▶ Short exercise
Using the listing below, select the lines with the word "nous" and copy them.

───── Listed records ─────

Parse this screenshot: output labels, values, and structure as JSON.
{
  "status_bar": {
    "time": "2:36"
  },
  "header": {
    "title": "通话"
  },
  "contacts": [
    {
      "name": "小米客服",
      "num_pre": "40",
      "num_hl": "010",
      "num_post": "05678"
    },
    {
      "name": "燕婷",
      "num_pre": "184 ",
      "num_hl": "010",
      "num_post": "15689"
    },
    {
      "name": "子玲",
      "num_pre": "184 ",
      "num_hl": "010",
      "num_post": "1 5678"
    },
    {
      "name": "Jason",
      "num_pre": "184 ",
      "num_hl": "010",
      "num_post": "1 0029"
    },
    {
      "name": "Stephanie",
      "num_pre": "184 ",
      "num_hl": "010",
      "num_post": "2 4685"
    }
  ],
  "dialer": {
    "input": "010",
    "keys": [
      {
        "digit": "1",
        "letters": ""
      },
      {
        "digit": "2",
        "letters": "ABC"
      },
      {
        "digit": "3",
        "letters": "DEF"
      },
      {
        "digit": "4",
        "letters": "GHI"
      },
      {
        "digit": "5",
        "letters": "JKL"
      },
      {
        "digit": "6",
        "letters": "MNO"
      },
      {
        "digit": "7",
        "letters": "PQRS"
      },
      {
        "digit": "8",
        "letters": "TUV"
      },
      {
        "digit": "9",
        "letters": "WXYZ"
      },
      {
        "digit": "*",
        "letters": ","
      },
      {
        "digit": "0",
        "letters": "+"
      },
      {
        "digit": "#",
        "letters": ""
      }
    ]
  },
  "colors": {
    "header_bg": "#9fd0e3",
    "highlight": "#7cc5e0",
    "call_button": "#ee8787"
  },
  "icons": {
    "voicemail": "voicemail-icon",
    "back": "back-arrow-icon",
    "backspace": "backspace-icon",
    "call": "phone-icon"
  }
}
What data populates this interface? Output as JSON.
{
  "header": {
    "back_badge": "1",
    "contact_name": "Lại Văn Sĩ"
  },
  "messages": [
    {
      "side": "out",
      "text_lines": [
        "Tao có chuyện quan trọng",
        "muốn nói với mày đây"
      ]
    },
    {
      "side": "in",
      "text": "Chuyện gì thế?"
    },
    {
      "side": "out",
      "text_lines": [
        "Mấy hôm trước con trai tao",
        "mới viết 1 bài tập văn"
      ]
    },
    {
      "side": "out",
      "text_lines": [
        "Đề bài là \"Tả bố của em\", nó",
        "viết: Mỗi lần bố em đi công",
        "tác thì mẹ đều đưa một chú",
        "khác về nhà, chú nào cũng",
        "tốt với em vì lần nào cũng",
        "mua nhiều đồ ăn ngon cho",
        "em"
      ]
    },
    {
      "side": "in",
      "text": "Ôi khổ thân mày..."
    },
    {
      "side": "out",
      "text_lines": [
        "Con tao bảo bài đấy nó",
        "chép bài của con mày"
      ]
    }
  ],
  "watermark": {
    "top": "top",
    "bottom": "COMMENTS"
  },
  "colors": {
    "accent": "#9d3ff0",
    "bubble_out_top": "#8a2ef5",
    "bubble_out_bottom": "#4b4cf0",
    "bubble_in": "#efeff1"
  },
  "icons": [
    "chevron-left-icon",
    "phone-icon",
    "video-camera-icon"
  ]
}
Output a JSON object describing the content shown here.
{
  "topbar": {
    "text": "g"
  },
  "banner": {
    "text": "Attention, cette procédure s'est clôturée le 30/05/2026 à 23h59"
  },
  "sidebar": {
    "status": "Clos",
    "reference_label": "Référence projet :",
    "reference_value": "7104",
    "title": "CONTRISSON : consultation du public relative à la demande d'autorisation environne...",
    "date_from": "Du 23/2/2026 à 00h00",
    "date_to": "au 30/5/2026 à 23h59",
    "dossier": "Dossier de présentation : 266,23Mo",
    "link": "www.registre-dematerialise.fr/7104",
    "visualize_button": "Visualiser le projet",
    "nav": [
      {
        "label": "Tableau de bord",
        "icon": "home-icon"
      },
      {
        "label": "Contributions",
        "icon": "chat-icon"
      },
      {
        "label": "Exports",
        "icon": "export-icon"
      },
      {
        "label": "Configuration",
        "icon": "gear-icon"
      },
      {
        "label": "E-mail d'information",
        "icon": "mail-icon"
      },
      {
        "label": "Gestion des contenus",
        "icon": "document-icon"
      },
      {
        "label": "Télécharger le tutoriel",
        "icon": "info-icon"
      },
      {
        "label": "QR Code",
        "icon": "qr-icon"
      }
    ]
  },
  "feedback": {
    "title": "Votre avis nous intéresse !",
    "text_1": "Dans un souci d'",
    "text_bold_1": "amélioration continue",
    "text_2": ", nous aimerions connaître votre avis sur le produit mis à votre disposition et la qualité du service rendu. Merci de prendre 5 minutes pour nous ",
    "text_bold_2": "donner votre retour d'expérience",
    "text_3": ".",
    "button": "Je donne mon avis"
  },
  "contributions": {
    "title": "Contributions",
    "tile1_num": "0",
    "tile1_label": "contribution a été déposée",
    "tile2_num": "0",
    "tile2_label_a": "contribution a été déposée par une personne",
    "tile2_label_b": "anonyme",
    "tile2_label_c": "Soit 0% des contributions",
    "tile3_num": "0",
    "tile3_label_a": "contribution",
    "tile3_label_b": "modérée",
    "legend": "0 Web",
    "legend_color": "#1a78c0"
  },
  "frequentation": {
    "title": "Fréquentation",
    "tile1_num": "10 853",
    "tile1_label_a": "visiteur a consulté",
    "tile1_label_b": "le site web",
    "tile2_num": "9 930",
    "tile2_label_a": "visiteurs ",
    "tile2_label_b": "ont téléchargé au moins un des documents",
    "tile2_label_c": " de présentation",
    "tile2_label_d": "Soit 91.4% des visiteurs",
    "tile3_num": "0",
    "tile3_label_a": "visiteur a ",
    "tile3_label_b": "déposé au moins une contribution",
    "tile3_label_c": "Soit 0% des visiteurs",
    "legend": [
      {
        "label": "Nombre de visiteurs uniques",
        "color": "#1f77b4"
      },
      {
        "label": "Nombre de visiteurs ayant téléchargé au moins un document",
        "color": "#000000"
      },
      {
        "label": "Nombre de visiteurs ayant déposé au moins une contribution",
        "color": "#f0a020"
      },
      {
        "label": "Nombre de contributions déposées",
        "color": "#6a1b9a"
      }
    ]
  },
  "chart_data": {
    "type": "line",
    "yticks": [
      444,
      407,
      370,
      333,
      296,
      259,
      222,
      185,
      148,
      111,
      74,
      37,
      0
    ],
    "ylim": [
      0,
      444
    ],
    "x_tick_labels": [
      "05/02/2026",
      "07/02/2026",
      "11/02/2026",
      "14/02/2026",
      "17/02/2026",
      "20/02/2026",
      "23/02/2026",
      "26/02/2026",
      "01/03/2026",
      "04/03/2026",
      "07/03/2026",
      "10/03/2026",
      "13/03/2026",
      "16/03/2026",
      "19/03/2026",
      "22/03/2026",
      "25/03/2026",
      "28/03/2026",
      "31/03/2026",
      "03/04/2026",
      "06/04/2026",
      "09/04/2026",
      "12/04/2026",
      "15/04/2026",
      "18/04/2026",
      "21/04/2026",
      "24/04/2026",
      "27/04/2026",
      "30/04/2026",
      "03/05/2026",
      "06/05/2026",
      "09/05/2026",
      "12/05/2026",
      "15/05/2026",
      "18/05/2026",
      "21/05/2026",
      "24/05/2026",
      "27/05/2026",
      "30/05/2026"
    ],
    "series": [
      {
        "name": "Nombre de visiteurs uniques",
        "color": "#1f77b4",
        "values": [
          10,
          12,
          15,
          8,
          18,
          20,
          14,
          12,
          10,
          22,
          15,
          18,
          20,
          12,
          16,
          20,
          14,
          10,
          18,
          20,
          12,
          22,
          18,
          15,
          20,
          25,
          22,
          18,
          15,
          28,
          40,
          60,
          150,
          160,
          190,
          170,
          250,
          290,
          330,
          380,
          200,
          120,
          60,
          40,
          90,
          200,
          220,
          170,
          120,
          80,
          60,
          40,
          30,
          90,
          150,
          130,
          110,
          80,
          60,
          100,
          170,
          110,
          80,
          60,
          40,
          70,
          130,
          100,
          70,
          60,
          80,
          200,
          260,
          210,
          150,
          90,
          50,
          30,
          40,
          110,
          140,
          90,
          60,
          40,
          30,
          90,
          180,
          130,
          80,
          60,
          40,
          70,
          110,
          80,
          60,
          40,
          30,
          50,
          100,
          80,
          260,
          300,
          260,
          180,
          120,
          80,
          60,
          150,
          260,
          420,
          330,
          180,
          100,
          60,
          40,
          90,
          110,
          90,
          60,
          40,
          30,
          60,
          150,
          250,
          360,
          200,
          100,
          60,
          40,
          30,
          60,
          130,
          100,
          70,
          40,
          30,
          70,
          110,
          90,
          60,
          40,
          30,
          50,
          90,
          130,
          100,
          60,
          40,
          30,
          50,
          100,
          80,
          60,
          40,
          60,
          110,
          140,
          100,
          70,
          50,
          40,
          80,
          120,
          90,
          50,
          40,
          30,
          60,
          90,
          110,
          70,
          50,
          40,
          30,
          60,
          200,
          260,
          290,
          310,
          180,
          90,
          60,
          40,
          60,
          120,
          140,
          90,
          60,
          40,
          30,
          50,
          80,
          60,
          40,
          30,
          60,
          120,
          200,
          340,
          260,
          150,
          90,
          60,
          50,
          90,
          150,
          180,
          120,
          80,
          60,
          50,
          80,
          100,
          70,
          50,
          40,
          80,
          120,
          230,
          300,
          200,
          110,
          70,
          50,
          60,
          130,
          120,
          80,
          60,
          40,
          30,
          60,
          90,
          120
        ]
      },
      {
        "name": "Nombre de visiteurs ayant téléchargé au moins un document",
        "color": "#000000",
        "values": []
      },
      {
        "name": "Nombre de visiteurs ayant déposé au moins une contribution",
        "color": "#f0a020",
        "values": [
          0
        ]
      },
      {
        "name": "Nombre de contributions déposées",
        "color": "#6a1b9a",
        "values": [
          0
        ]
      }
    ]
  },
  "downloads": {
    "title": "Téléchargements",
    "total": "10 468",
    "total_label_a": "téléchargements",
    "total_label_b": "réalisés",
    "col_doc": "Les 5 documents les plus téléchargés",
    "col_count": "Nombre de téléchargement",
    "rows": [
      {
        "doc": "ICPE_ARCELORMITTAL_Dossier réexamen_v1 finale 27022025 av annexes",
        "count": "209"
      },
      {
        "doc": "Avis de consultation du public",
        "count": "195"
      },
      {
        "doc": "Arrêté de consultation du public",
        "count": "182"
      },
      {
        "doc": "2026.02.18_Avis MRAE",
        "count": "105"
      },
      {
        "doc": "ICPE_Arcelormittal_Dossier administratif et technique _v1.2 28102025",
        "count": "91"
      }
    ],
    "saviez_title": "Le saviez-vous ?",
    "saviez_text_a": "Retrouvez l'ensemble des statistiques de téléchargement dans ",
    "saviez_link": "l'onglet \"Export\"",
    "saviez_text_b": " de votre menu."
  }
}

─────

▶ Exercise result
    "title": "Votre avis nous intéresse !",
    "text_2": ", nous aimerions connaître votre avis sur le produit mis à votre disposition et la qualité du service rendu. Merci de prendre 5 minutes pour nous ",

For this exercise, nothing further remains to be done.